◆ GOAL ◆
Quote the entries in full, character for character, without their images.

Stored entries:
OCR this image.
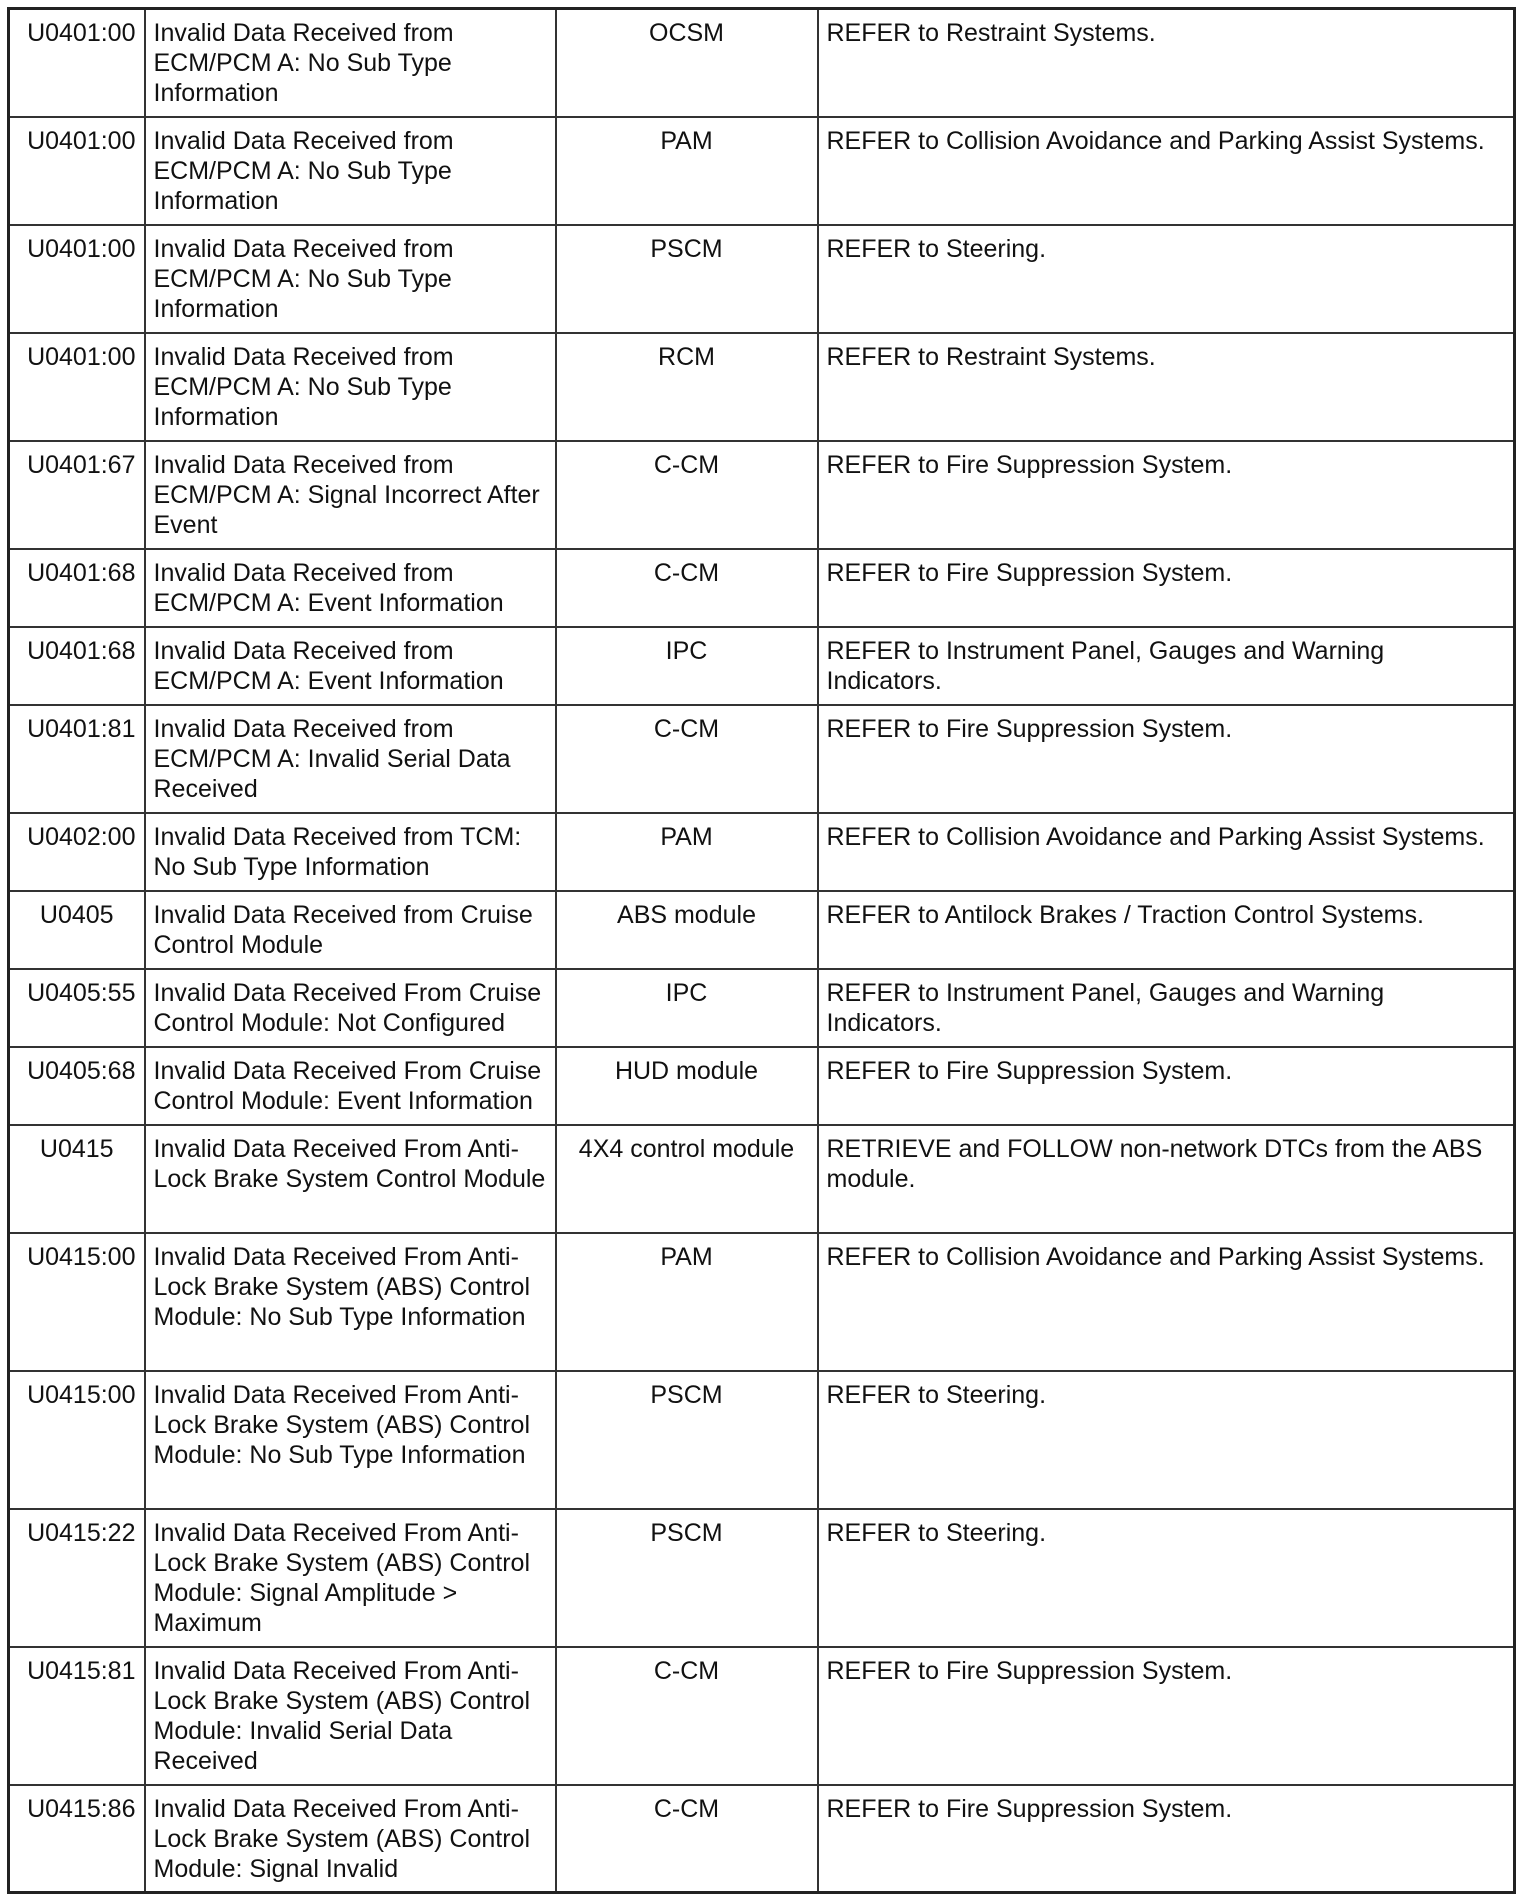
U0401:00	Invalid Data Received from ECM/PCM A: No Sub Type Information	OCSM	REFER to Restraint Systems.
U0401:00	Invalid Data Received from ECM/PCM A: No Sub Type Information	PAM	REFER to Collision Avoidance and Parking Assist Systems.
U0401:00	Invalid Data Received from ECM/PCM A: No Sub Type Information	PSCM	REFER to Steering.
U0401:00	Invalid Data Received from ECM/PCM A: No Sub Type Information	RCM	REFER to Restraint Systems.
U0401:67	Invalid Data Received from ECM/PCM A: Signal Incorrect After Event	C-CM	REFER to Fire Suppression System.
U0401:68	Invalid Data Received from ECM/PCM A: Event Information	C-CM	REFER to Fire Suppression System.
U0401:68	Invalid Data Received from ECM/PCM A: Event Information	IPC	REFER to Instrument Panel, Gauges and Warning Indicators.
U0401:81	Invalid Data Received from ECM/PCM A: Invalid Serial Data Received	C-CM	REFER to Fire Suppression System.
U0402:00	Invalid Data Received from TCM: No Sub Type Information	PAM	REFER to Collision Avoidance and Parking Assist Systems.
U0405	Invalid Data Received from Cruise Control Module	ABS module	REFER to Antilock Brakes / Traction Control Systems.
U0405:55	Invalid Data Received From Cruise Control Module: Not Configured	IPC	REFER to Instrument Panel, Gauges and Warning Indicators.
U0405:68	Invalid Data Received From Cruise Control Module: Event Information	HUD module	REFER to Fire Suppression System.
U0415	Invalid Data Received From Anti-Lock Brake System Control Module	4X4 control module	RETRIEVE and FOLLOW non-network DTCs from the ABS module.
U0415:00	Invalid Data Received From Anti-Lock Brake System (ABS) Control Module: No Sub Type Information	PAM	REFER to Collision Avoidance and Parking Assist Systems.
U0415:00	Invalid Data Received From Anti-Lock Brake System (ABS) Control Module: No Sub Type Information	PSCM	REFER to Steering.
U0415:22	Invalid Data Received From Anti-Lock Brake System (ABS) Control Module: Signal Amplitude > Maximum	PSCM	REFER to Steering.
U0415:81	Invalid Data Received From Anti-Lock Brake System (ABS) Control Module: Invalid Serial Data Received	C-CM	REFER to Fire Suppression System.
U0415:86	Invalid Data Received From Anti-Lock Brake System (ABS) Control Module: Signal Invalid	C-CM	REFER to Fire Suppression System.
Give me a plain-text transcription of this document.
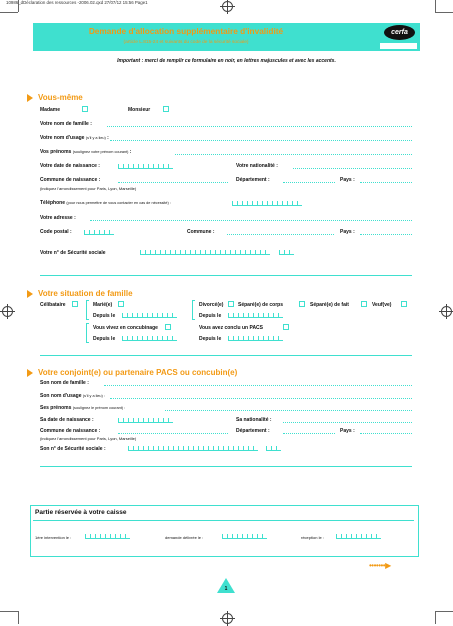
10986_dDéclaration des ressources -2006.02.qxd 27/07/12 15:56 Page1
Demande d'allocation supplémentaire d'invalidité
(article L.815-24 et suivants du code de la sécurité sociale)
cerfa
Important : merci de remplir ce formulaire en noir, en lettres majuscules et avec les accents.
Vous-même
Madame	Monsieur
Votre nom de famille :
Votre nom d'usage (s'il y a lieu) :
Vos prénoms (soulignez votre prénom courant) :
Votre date de naissance :	Votre nationalité :
Commune de naissance :	Département :	Pays :
(indiquez l'arrondissement pour Paris, Lyon, Marseille)
Téléphone (pour nous permettre de vous contacter en cas de nécessité) :
Votre adresse :
Code postal :	Commune :	Pays :
Votre n° de Sécurité sociale
Votre situation de famille
Célibataire	Marié(e)
Depuis le
Divorcé(e)	Séparé(e) de corps	Séparé(e) de fait	Veuf(ve)
Depuis le
Vous vivez en concubinage
Depuis le
Vous avez conclu un PACS
Depuis le
Votre conjoint(e) ou partenaire PACS ou concubin(e)
Son nom de famille :
Son nom d'usage (s'il y a lieu) :
Ses prénoms (soulignez le prénom courant) :
Sa date de naissance :	Sa nationalité :
Commune de naissance :	Département :	Pays :
(indiquez l'arrondissement pour Paris, Lyon, Marseille)
Son n° de Sécurité sociale :
Partie réservée à votre caisse
1ère intervention le :	demande délivrée le :	réception le :
•••••••▶
1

◆ CORRECT OUTPUT ◆
OCR this image.
U0401:00	Invalid Data Received from ECM/PCM A: No Sub Type Information	OCSM	REFER to Restraint Systems.
U0401:00	Invalid Data Received from ECM/PCM A: No Sub Type Information	PAM	REFER to Collision Avoidance and Parking Assist Systems.
U0401:00	Invalid Data Received from ECM/PCM A: No Sub Type Information	PSCM	REFER to Steering.
U0401:00	Invalid Data Received from ECM/PCM A: No Sub Type Information	RCM	REFER to Restraint Systems.
U0401:67	Invalid Data Received from ECM/PCM A: Signal Incorrect After Event	C-CM	REFER to Fire Suppression System.
U0401:68	Invalid Data Received from ECM/PCM A: Event Information	C-CM	REFER to Fire Suppression System.
U0401:68	Invalid Data Received from ECM/PCM A: Event Information	IPC	REFER to Instrument Panel, Gauges and Warning Indicators.
U0401:81	Invalid Data Received from ECM/PCM A: Invalid Serial Data Received	C-CM	REFER to Fire Suppression System.
U0402:00	Invalid Data Received from TCM: No Sub Type Information	PAM	REFER to Collision Avoidance and Parking Assist Systems.
U0405	Invalid Data Received from Cruise Control Module	ABS module	REFER to Antilock Brakes / Traction Control Systems.
U0405:55	Invalid Data Received From Cruise Control Module: Not Configured	IPC	REFER to Instrument Panel, Gauges and Warning Indicators.
U0405:68	Invalid Data Received From Cruise Control Module: Event Information	HUD module	REFER to Fire Suppression System.
U0415	Invalid Data Received From Anti-Lock Brake System Control Module	4X4 control module	RETRIEVE and FOLLOW non-network DTCs from the ABS module.
U0415:00	Invalid Data Received From Anti-Lock Brake System (ABS) Control Module: No Sub Type Information	PAM	REFER to Collision Avoidance and Parking Assist Systems.
U0415:00	Invalid Data Received From Anti-Lock Brake System (ABS) Control Module: No Sub Type Information	PSCM	REFER to Steering.
U0415:22	Invalid Data Received From Anti-Lock Brake System (ABS) Control Module: Signal Amplitude > Maximum	PSCM	REFER to Steering.
U0415:81	Invalid Data Received From Anti-Lock Brake System (ABS) Control Module: Invalid Serial Data Received	C-CM	REFER to Fire Suppression System.
U0415:86	Invalid Data Received From Anti-Lock Brake System (ABS) Control Module: Signal Invalid	C-CM	REFER to Fire Suppression System.
Give me a plain-text transcription of this document.
10986_dDéclaration des ressources -2006.02.qxd 27/07/12 15:56 Page1
Demande d'allocation supplémentaire d'invalidité
(article L.815-24 et suivants du code de la sécurité sociale)
cerfa
Important : merci de remplir ce formulaire en noir, en lettres majuscules et avec les accents.
Vous-même
Madame	Monsieur
Votre nom de famille :
Votre nom d'usage (s'il y a lieu) :
Vos prénoms (soulignez votre prénom courant) :
Votre date de naissance :	Votre nationalité :
Commune de naissance :	Département :	Pays :
(indiquez l'arrondissement pour Paris, Lyon, Marseille)
Téléphone (pour nous permettre de vous contacter en cas de nécessité) :
Votre adresse :
Code postal :	Commune :	Pays :
Votre n° de Sécurité sociale
Votre situation de famille
Célibataire	Marié(e)
Depuis le
Divorcé(e)	Séparé(e) de corps	Séparé(e) de fait	Veuf(ve)
Depuis le
Vous vivez en concubinage
Depuis le
Vous avez conclu un PACS
Depuis le
Votre conjoint(e) ou partenaire PACS ou concubin(e)
Son nom de famille :
Son nom d'usage (s'il y a lieu) :
Ses prénoms (soulignez le prénom courant) :
Sa date de naissance :	Sa nationalité :
Commune de naissance :	Département :	Pays :
(indiquez l'arrondissement pour Paris, Lyon, Marseille)
Son n° de Sécurité sociale :
Partie réservée à votre caisse
1ère intervention le :	demande délivrée le :	réception le :
•••••••▶
1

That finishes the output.